AIM OF THE EXERCISE:
Below are records to be output exactly, every one of them.

Data excerpts:
BEGIN
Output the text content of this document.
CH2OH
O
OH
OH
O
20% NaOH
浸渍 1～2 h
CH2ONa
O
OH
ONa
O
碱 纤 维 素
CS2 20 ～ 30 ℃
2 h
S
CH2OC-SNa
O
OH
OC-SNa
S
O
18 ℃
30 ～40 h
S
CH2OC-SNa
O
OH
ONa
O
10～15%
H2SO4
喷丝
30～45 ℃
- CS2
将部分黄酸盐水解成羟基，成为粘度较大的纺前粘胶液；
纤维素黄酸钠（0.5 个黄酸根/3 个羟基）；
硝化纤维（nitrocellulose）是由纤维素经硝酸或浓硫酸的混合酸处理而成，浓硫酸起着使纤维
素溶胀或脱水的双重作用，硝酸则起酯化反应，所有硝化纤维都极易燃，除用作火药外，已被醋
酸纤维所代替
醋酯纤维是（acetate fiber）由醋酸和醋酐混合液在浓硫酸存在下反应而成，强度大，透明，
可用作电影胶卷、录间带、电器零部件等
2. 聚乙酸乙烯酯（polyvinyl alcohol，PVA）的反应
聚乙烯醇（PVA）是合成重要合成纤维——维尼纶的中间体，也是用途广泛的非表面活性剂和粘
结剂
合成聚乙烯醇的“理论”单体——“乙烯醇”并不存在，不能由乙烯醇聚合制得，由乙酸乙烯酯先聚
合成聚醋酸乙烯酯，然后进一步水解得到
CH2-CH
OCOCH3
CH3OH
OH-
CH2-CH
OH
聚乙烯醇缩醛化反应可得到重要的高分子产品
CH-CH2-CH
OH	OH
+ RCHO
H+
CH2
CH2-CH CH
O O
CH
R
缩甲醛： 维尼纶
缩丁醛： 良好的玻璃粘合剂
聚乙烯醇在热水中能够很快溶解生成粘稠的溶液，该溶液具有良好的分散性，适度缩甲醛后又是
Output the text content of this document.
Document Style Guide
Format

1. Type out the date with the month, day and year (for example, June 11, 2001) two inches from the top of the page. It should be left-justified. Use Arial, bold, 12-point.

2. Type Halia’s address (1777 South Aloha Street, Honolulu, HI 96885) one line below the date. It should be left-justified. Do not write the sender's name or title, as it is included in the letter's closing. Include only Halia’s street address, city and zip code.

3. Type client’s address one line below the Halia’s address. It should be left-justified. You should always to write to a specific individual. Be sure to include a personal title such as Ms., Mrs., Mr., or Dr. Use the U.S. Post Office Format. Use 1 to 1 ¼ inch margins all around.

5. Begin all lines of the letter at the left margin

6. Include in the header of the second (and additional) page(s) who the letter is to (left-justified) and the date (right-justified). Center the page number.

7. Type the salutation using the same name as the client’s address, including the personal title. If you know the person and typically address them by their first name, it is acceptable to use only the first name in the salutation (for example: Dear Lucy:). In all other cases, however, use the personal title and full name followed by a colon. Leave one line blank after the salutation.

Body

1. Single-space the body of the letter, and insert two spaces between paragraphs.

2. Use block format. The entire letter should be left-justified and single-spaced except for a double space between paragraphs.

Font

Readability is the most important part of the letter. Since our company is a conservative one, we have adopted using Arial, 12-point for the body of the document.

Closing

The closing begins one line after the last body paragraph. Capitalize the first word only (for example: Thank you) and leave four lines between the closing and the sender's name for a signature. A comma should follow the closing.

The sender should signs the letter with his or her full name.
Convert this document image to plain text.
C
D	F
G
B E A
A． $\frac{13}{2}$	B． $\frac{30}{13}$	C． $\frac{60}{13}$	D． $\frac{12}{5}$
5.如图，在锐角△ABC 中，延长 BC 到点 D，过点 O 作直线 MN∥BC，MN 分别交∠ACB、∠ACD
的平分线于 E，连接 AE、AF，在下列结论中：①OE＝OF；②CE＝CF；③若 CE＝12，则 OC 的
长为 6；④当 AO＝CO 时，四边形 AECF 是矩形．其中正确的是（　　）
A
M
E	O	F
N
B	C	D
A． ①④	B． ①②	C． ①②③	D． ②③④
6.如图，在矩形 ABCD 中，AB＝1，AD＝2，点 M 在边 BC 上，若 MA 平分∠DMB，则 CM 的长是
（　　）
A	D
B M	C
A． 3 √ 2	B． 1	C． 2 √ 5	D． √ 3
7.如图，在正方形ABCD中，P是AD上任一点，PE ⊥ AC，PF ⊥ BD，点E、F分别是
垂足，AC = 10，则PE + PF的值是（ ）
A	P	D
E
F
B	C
END
ANSWER FOR THIS EXERCISE:
Output the text content of this document.
CH2OH
O
OH
OH
O
20% NaOH
浸渍 1～2 h
CH2ONa
O
OH
ONa
O
碱 纤 维 素
CS2 20 ～ 30 ℃
2 h
S
CH2OC-SNa
O
OH
OC-SNa
S
O
18 ℃
30 ～40 h
S
CH2OC-SNa
O
OH
ONa
O
10～15%
H2SO4
喷丝
30～45 ℃
- CS2
将部分黄酸盐水解成羟基，成为粘度较大的纺前粘胶液；
纤维素黄酸钠（0.5 个黄酸根/3 个羟基）；
硝化纤维（nitrocellulose）是由纤维素经硝酸或浓硫酸的混合酸处理而成，浓硫酸起着使纤维
素溶胀或脱水的双重作用，硝酸则起酯化反应，所有硝化纤维都极易燃，除用作火药外，已被醋
酸纤维所代替
醋酯纤维是（acetate fiber）由醋酸和醋酐混合液在浓硫酸存在下反应而成，强度大，透明，
可用作电影胶卷、录间带、电器零部件等
2. 聚乙酸乙烯酯（polyvinyl alcohol，PVA）的反应
聚乙烯醇（PVA）是合成重要合成纤维——维尼纶的中间体，也是用途广泛的非表面活性剂和粘
结剂
合成聚乙烯醇的“理论”单体——“乙烯醇”并不存在，不能由乙烯醇聚合制得，由乙酸乙烯酯先聚
合成聚醋酸乙烯酯，然后进一步水解得到
CH2-CH
OCOCH3
CH3OH
OH-
CH2-CH
OH
聚乙烯醇缩醛化反应可得到重要的高分子产品
CH-CH2-CH
OH	OH
+ RCHO
H+
CH2
CH2-CH CH
O O
CH
R
缩甲醛： 维尼纶
缩丁醛： 良好的玻璃粘合剂
聚乙烯醇在热水中能够很快溶解生成粘稠的溶液，该溶液具有良好的分散性，适度缩甲醛后又是
Output the text content of this document.
Document Style Guide
Format

1. Type out the date with the month, day and year (for example, June 11, 2001) two inches from the top of the page. It should be left-justified. Use Arial, bold, 12-point.

2. Type Halia’s address (1777 South Aloha Street, Honolulu, HI 96885) one line below the date. It should be left-justified. Do not write the sender's name or title, as it is included in the letter's closing. Include only Halia’s street address, city and zip code.

3. Type client’s address one line below the Halia’s address. It should be left-justified. You should always to write to a specific individual. Be sure to include a personal title such as Ms., Mrs., Mr., or Dr. Use the U.S. Post Office Format. Use 1 to 1 ¼ inch margins all around.

5. Begin all lines of the letter at the left margin

6. Include in the header of the second (and additional) page(s) who the letter is to (left-justified) and the date (right-justified). Center the page number.

7. Type the salutation using the same name as the client’s address, including the personal title. If you know the person and typically address them by their first name, it is acceptable to use only the first name in the salutation (for example: Dear Lucy:). In all other cases, however, use the personal title and full name followed by a colon. Leave one line blank after the salutation.

Body

1. Single-space the body of the letter, and insert two spaces between paragraphs.

2. Use block format. The entire letter should be left-justified and single-spaced except for a double space between paragraphs.

Font

Readability is the most important part of the letter. Since our company is a conservative one, we have adopted using Arial, 12-point for the body of the document.

Closing

The closing begins one line after the last body paragraph. Capitalize the first word only (for example: Thank you) and leave four lines between the closing and the sender's name for a signature. A comma should follow the closing.

The sender should signs the letter with his or her full name.
Convert this document image to plain text.
C
D	F
G
B E A
A． $\frac{13}{2}$	B． $\frac{30}{13}$	C． $\frac{60}{13}$	D． $\frac{12}{5}$
5.如图，在锐角△ABC 中，延长 BC 到点 D，过点 O 作直线 MN∥BC，MN 分别交∠ACB、∠ACD
的平分线于 E，连接 AE、AF，在下列结论中：①OE＝OF；②CE＝CF；③若 CE＝12，则 OC 的
长为 6；④当 AO＝CO 时，四边形 AECF 是矩形．其中正确的是（　　）
A
M
E	O	F
N
B	C	D
A． ①④	B． ①②	C． ①②③	D． ②③④
6.如图，在矩形 ABCD 中，AB＝1，AD＝2，点 M 在边 BC 上，若 MA 平分∠DMB，则 CM 的长是
（　　）
A	D
B M	C
A． 3 √ 2	B． 1	C． 2 √ 5	D． √ 3
7.如图，在正方形ABCD中，P是AD上任一点，PE ⊥ AC，PF ⊥ BD，点E、F分别是
垂足，AC = 10，则PE + PF的值是（ ）
A	P	D
E
F
B	C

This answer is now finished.